On the point raised by the hon. Member for Easington (Grahame Morris), I agreed in Committee to consider raising the maximum penalty for harbour authorities guilty of failing to comply with their duties under the Bill—I think the right hon. Member for Hayes and Harlington (John McDonnell) was also referring to this—from a level 4 fine to an unlimited fine in England and Wales, or a level 5 fine in Scotland and Northern Ireland. On reflection, I decided to do so. That is why the Government tabled amendments 25, 26, 28 and 29 and subsection (6) of new clause 3.

These amendments will bring the penalties into line with those for service operators that commit an offence under the legislation. As hon. Members will remember, we discussed in Committee the possibility of a harbour authority also being an operator, which would create a discrepancy. We know that the reputational impact clearly did not stop P&O Ferries doing what it did, which is why we have this Bill.

To answer the right hon. Member for Hayes and Harlington, the fines will be levied on the company, and they will be unlimited fines, except in Scotland and Northern Ireland, where level 5 fines are limited by legislation—the devolved Administrations in Scotland and Northern Ireland have not yet changed their legislation, so it will be up to them to mirror these changes. This will send a strong message that harbour authorities must comply with their duties under legislation. I thank the noble Lord Tunnicliffe for his interest in the level of fines when the Bill was considered in the other place.

Amendment 1 adds a regulation-making power to clause 1 to allow the Secretary of State to specify matters that must or must not be taken into account in determining whether provision for the carriage of persons or goods between two places by ship on two or more journeys constitutes a single service. Amendments 21 and 22 provide that this power is subject to the affirmative procedure.

The Bill applies to services for the carriage of persons or goods by ship, with or without vehicles, between a place outside the UK and a place inside the UK. The concept of service is not defined in the Bill, but it will be a question of fact whether ships on the same route are providing the same service, which will need to take account of all the circumstances of the particular case.

By adding a power to specify in regulations the factors that must or must not be taken into account in determining what is a service for the purpose of this Bill, we will be able to clarify the intended meaning of “service” if needed, such as if there is an inconsistency in interpretation across or between different harbour authorities and operators. This provision therefore allows the Department to react, if necessary, to how the definition of “service” is interpreted over time. This will ensure consistency in the application of the Bill, and it is therefore necessary for the effective implementation and delivery of policy objectives. Because the measure will be made through the affirmative procedure, hon. Members will be able to provide a degree of scrutiny.

We recognise this is a broad power with potential to adjust the interpretation of “service,” which is the Bill’s central concept. We plan to use the power only to clarify the intended meaning of “service,” if needed, not to alter the services in scope of the Bill. It is intended that the power will be used only if necessary and only in relation to circumstances that may become apparent once the Bill has been enacted. That being said, we accept that a high level of scrutiny for this power is appropriate. As such, the power will be subject to the affirmative procedure.
☆ ☆ ☆ ☆
## INSTRUCTIONS:
1) Rewrite the paragraph of the speech beginning "The Bill applies to services" as a short bulleted list that keeps its main facts.
2) According to the speech, what level of fine will harbour authorities face in Scotland and Northern Ireland?
The lines come from a separate source unrelated to the speech.
☆ ☆ ☆ ☆
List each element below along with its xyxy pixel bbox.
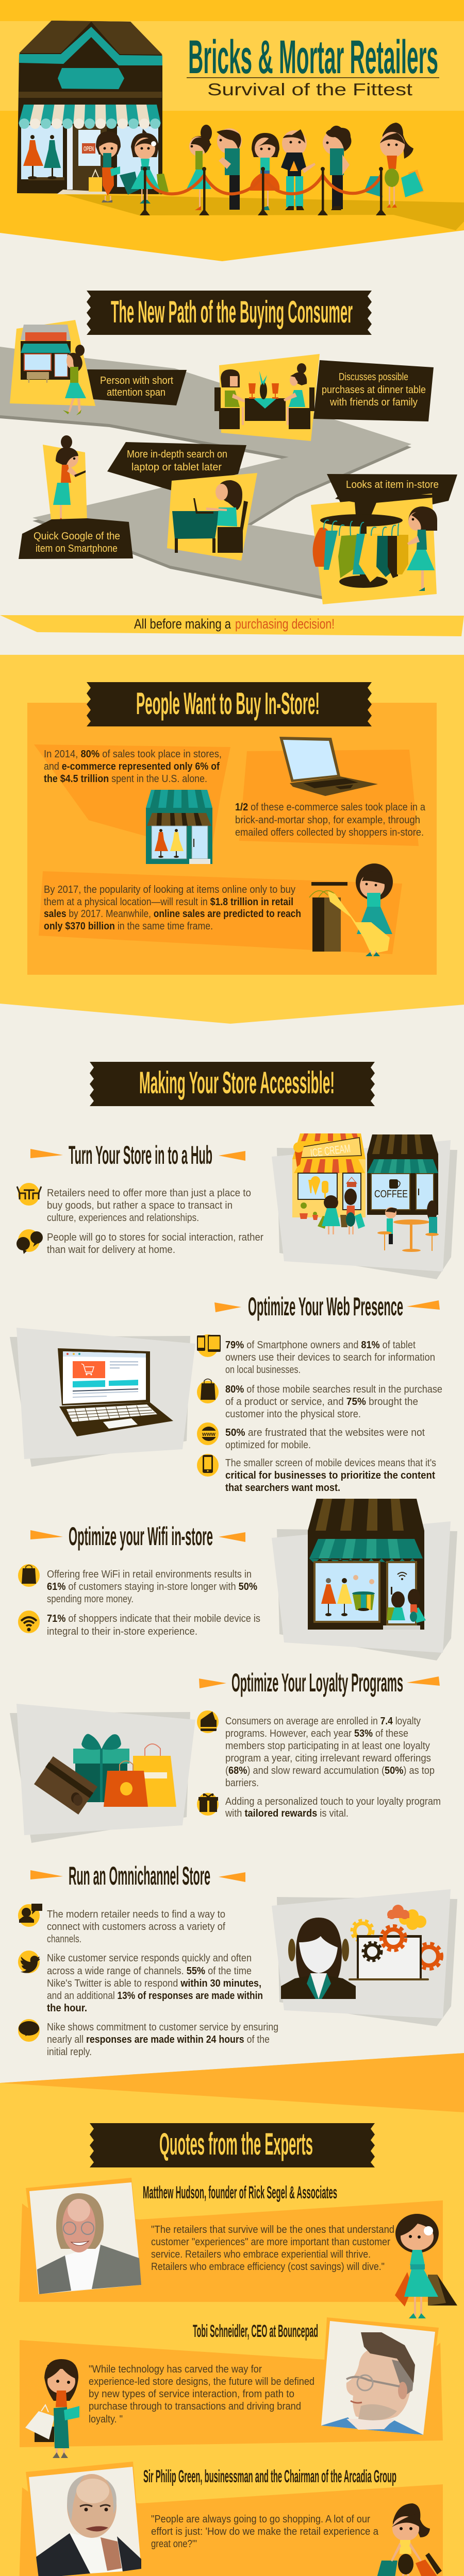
- label: more in-depth search: [107, 442, 246, 490]
- label: discusses possible purchases: Discusses possible: [339, 371, 408, 383]
- heading banner: [87, 291, 372, 335]
- text block: half of e-commerce: [235, 750, 426, 846]
- sub-section: turn your store into a hub: [16, 1133, 457, 1279]
- bullet: 50 percent frustrated: www: [202, 1431, 216, 1437]
- text block: half of e-commerce: emailed offers collected by shoppers in-store.: [235, 827, 424, 838]
- quote text: loyalty. ": [89, 2414, 123, 2425]
- illustration: shoppers at door: [383, 1589, 426, 1630]
- quote text: "People are always going to go shopping. A lot of our: [151, 2514, 370, 2525]
- illustration: gifts and card on paper: [10, 1704, 195, 1843]
- figure: woman with flower: [120, 129, 169, 204]
- bullet: tailored rewards: with tailored rewards is vital.: [225, 1808, 349, 1819]
- figure: man with curly hair: [323, 126, 352, 210]
- quote text: service. Retailers who embrace experiential will thrive.: [151, 2249, 371, 2260]
- ribbon: all before making a purchasing decision: All before making a: [134, 616, 231, 632]
- figure: woman with ponytail: [376, 2503, 442, 2576]
- bullet: connect across channels: channels.: [47, 1934, 81, 1945]
- figure: man with teal shirt: [217, 128, 242, 210]
- quote: sir philip green: [19, 2462, 443, 2576]
- text block: 2017 prediction: [39, 871, 402, 954]
- quote text: Retailers who embrace efficiency (cost savings) will dive.": [151, 2261, 385, 2273]
- bullet: connect across channels: The modern retailer needs to find a way to: [47, 1909, 225, 1920]
- figure: headset agent: [281, 1918, 356, 1999]
- text block: half of e-commerce: 1/2 of these e-commerce sales took place in a: [235, 802, 426, 813]
- card: laptop search: [167, 473, 257, 561]
- text block: 2014 sales: [34, 744, 230, 845]
- illustration: support agent and gears on paper: [272, 1889, 457, 2026]
- photo: sir philip green: [26, 2462, 142, 2576]
- bullet: 79 percent of smartphone owners: 79% of Smartphone owners and 81% of tablet: [225, 1340, 416, 1351]
- photo: matthew hudson: [26, 2178, 142, 2294]
- bullet: mobile device integral: integral to their in-store experience.: [47, 1626, 197, 1637]
- bullet: tailored rewards: [197, 1793, 441, 1819]
- panel: quotes from the experts: [0, 2053, 464, 2576]
- bullet: 80 percent of mobile searches: customer into the physical store.: [225, 1409, 361, 1420]
- quote text: purchase through to transactions and driving brand: [89, 2401, 301, 2412]
- sub-section: optimize your web presence: [10, 1292, 442, 1494]
- quote: matthew hudson: [19, 2178, 457, 2318]
- photo: tobi schneidler: [321, 2317, 439, 2435]
- figure: walking woman: [63, 345, 86, 415]
- panel: hero: [0, 0, 464, 261]
- quote: tobi schneidler: [20, 2317, 443, 2458]
- bullet: 79 percent of smartphone owners: on local businesses.: [225, 1364, 301, 1376]
- label: quick google: [19, 518, 133, 559]
- bullet: place to buy goods: buy goods, but rather a space to transact in: [47, 1200, 233, 1211]
- bullet: enrolled in 7.4 programs: members stop participating in at least one loyalty: [225, 1740, 430, 1752]
- bullet: 80 percent of mobile searches: [197, 1379, 442, 1420]
- quote text: [151, 2224, 394, 2273]
- illustration: small storefront: [21, 325, 71, 383]
- bullet: nike customer service: and an additional 13% of responses are made within: [47, 1990, 263, 2002]
- illustration: woman with dress at rack: [309, 863, 393, 956]
- label: quick google: item on Smartphone: [36, 543, 118, 554]
- subheading: [30, 1522, 245, 1551]
- bullet: connect across channels: connect with customers across a variety of: [47, 1921, 225, 1933]
- text block: 2014 sales: In 2014, 80% of sales took place in stores,: [44, 749, 222, 760]
- quote text: customer "experiences" are more important than customer: [151, 2236, 390, 2248]
- illustration: clouds: [387, 1905, 426, 1930]
- text block: 2017 prediction: sales by 2017. Meanwhile, online sales are predicted to reach: [44, 908, 301, 920]
- bullet: nike customer service: Nike customer service responds quickly and often: [47, 1953, 252, 1964]
- bullet: nike customer service: [18, 1951, 263, 2014]
- title: Survival of the Fittest: [207, 80, 412, 99]
- bullet: free wifi: Offering free WiFi in retail environments results in: [47, 1569, 252, 1580]
- illustration: window display: [321, 1575, 375, 1616]
- figure: man in black shirt: [281, 129, 316, 210]
- subheading: [30, 1861, 245, 1890]
- card: dinner table discussion: [214, 354, 320, 441]
- bullet: commitment to customer service: nearly all responses are made within 24 hours of the: [47, 2034, 270, 2045]
- illustration: round clothes rack: [313, 495, 433, 588]
- illustration: gears: [352, 1920, 442, 1969]
- illustration: rope barrier: [140, 167, 386, 215]
- label: quick google: Quick Google of the: [34, 531, 120, 542]
- heading banner: [90, 1062, 375, 1106]
- subheading: Run an Omnichannel Store: [69, 1861, 210, 1890]
- label: looks at item in-store: [327, 474, 457, 504]
- quote text: great one?'": [151, 2538, 197, 2550]
- text block: 2017 prediction: only $370 billion in the same time frame.: [44, 921, 213, 932]
- illustration: dresses in window: [155, 829, 184, 858]
- ribbon: all before making a purchasing decision: [0, 615, 464, 636]
- illustration: teal storefront: [146, 790, 212, 864]
- quote text: "While technology has carved the way for: [89, 2364, 262, 2375]
- label: more in-depth search: More in-depth search on: [127, 449, 227, 460]
- bullet: free wifi: [18, 1564, 257, 1605]
- quote text: effort is just: 'How do we make the retail experience a: [151, 2526, 379, 2537]
- illustration: ice cream shop: [292, 1133, 366, 1220]
- illustration: striped awning: [19, 105, 161, 129]
- bullet: social interaction: People will go to stores for social interaction, rather: [47, 1232, 263, 1243]
- quote text: [89, 2364, 314, 2425]
- quote text: "The retailers that survive will be the ones that understand: [151, 2224, 394, 2235]
- label: discusses possible purchases: purchases at dinner table: [322, 384, 426, 396]
- panel: making your store accessible: [10, 1062, 457, 2058]
- heading banner: [87, 682, 372, 726]
- subheading: [30, 1141, 245, 1170]
- sub-section: optimize your loyalty programs: [10, 1668, 441, 1843]
- bullet: 79 percent of smartphone owners: owners use their devices to search for information: [225, 1352, 435, 1363]
- illustration: winding road: [0, 347, 411, 601]
- bullet: social interaction: than wait for delivery at home.: [47, 1244, 175, 1256]
- bullet: nike customer service: Nike's Twitter is able to respond within 30 minutes,: [47, 1978, 261, 1989]
- bullet: enrolled in 7.4 programs: (68%) and slow reward accumulation (50%) as top: [225, 1765, 435, 1776]
- bullet: commitment to customer service: initial reply.: [47, 2046, 92, 2058]
- bullet: mobile device integral: 71% of shoppers indicate that their mobile device is: [47, 1613, 260, 1624]
- bullet: smaller screens: The smaller screen of mobile devices means that it's: [225, 1458, 436, 1469]
- figure: woman with ponytail and teal bags: [364, 123, 424, 208]
- card: person with short attention span: [10, 320, 95, 415]
- bullet: smaller screens: that searchers want most.: [225, 1482, 340, 1494]
- bullet: tailored rewards: Adding a personalized touch to your loyalty program: [225, 1796, 441, 1807]
- heading banner: [90, 2123, 375, 2167]
- bullet: nike customer service: the hour.: [47, 2003, 87, 2014]
- panel: the new path of the buying consumer: [0, 291, 464, 636]
- illustration: table with wine and vase: [245, 371, 286, 421]
- bullet: enrolled in 7.4 programs: programs. However, each year 53% of these: [225, 1728, 408, 1739]
- bullet: mobile device integral: [18, 1611, 260, 1637]
- figure: woman with white bag: [25, 2359, 79, 2458]
- quote text: [151, 2514, 379, 2550]
- bullet: smaller screens: [197, 1454, 436, 1494]
- illustration: wifi store on paper: [272, 1499, 457, 1660]
- text block: 2017 prediction: By 2017, the popularity of looking at items online only to buy: [44, 884, 295, 895]
- figure: woman with phone: [53, 435, 86, 522]
- card: clothing rack: [311, 494, 437, 604]
- bullet: enrolled in 7.4 programs: barriers.: [225, 1777, 259, 1789]
- label: person with short attention span: Person with short: [100, 375, 173, 386]
- bullet: 80 percent of mobile searches: 80% of those mobile searches result in the purchase: [225, 1384, 442, 1395]
- illustration: brown laptop: [279, 737, 378, 796]
- illustration: desk and seated woman: [172, 480, 248, 553]
- text block: half of e-commerce: brick-and-mortar shop, for example, through: [235, 815, 420, 826]
- text block: 2014 sales: and e-commerce represented only 6% of: [44, 761, 220, 772]
- bullet: social interaction: [16, 1229, 263, 1256]
- ribbon: all before making a purchasing decision: purchasing decision!: [235, 616, 335, 632]
- bullet: free wifi: 61% of customers staying in-store longer with 50%: [47, 1581, 257, 1592]
- figure: browsing woman: [407, 506, 437, 591]
- bullet: commitment to customer service: [18, 2019, 278, 2058]
- figure: woman with orange skirt: [250, 133, 279, 210]
- bullet: 50 percent frustrated: optimized for mobile.: [225, 1439, 311, 1451]
- bullet: 50 percent frustrated: 50% are frustrated that the websites were not: [225, 1427, 425, 1438]
- bullet: smaller screens: critical for businesses to prioritize the content: [225, 1470, 435, 1481]
- bullet: place to buy goods: [17, 1183, 251, 1224]
- illustration: coffee shop: COFFEE: [374, 1189, 408, 1200]
- bullet: commitment to customer service: Nike shows commitment to customer service by ensuring: [47, 2022, 278, 2033]
- illustration: left diner: [214, 369, 245, 429]
- quote text: experience-led store designs, the future will be defined: [89, 2376, 314, 2387]
- quote text: by new types of service interaction, from path to: [89, 2388, 294, 2400]
- sub-section: run an omnichannel store: [18, 1861, 457, 2058]
- label: discusses possible purchases: with friends or family: [329, 397, 418, 408]
- bullet: enrolled in 7.4 programs: program a year, citing irrelevant reward offerings: [225, 1753, 431, 1764]
- card: quick google on smartphone: [43, 435, 87, 525]
- illustration: shoppers and cafe table: [318, 1189, 439, 1252]
- illustration: laptop with shop page: [10, 1328, 195, 1467]
- bullet: place to buy goods: culture, experiences and relationships.: [47, 1212, 199, 1224]
- bullet: 80 percent of mobile searches: of a product or service, and 75% brought the: [225, 1396, 418, 1408]
- figure: woman with bun: [187, 125, 212, 210]
- bullet: nike customer service: across a wide range of channels. 55% of the time: [47, 1965, 252, 1977]
- subheading: Optimize your Wifi in-store: [69, 1522, 213, 1551]
- subheading: Turn Your Store in to a Hub: [69, 1141, 212, 1170]
- bullet: connect across channels: [18, 1904, 225, 1945]
- illustration: potted plants: [300, 1202, 318, 1220]
- illustration: ice cream and coffee shops on paper: [272, 1133, 457, 1279]
- label: looks at item in-store: Looks at item in-store: [346, 479, 439, 490]
- illustration: coffee shop: [367, 1134, 438, 1215]
- text block: 2017 prediction: them at a physical location—will result in $1.8 trillion in retail: [44, 896, 293, 908]
- illustration: shop front: [17, 21, 162, 194]
- label: person with short attention span: [87, 369, 187, 405]
- figure: woman with flower: [395, 2214, 457, 2318]
- bullet: enrolled in 7.4 programs: [197, 1710, 435, 1789]
- bullet: 50 percent frustrated: [197, 1422, 425, 1451]
- label: discusses possible purchases: [313, 360, 434, 421]
- illustration: shop front: OPEN: [84, 145, 94, 152]
- illustration: right diner: [284, 363, 314, 429]
- label: more in-depth search: laptop or tablet later: [131, 462, 222, 473]
- illustration: laptop: [349, 1926, 429, 1980]
- text block: 2014 sales: the $4.5 trillion spent in the U.S. alone.: [44, 773, 207, 785]
- label: person with short attention span: attention span: [107, 387, 165, 398]
- bullet: free wifi: spending more money.: [47, 1594, 134, 1605]
- illustration: window dresses: [23, 135, 61, 179]
- bullet: enrolled in 7.4 programs: Consumers on average are enrolled in 7.4 loyalty: [225, 1716, 421, 1727]
- illustration: ice cream icons: [308, 1176, 328, 1198]
- illustration: queue of shoppers: [89, 123, 424, 215]
- sub-section: optimize your wifi in-store: [18, 1499, 457, 1660]
- illustration: ice cream shop: ICE CREAM: [310, 1142, 351, 1160]
- panel: people want to buy in-store: [0, 655, 464, 1024]
- figure: woman with yellow bag: [89, 131, 121, 202]
- bullet: place to buy goods: Retailers need to offer more than just a place to: [47, 1188, 251, 1199]
- bullet: 79 percent of smartphone owners: [197, 1334, 435, 1376]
☆ ☆ ☆ ☆
## TASK RESPONSES:
1)
- The Bill covers services carrying persons or goods by ship, with or without vehicles, between a place outside the UK and a place inside the UK.
- The Bill does not define "service."
- Whether ships on the same route provide the same service is a question of fact that depends on all the circumstances of the particular case.

2) A level 5 fine.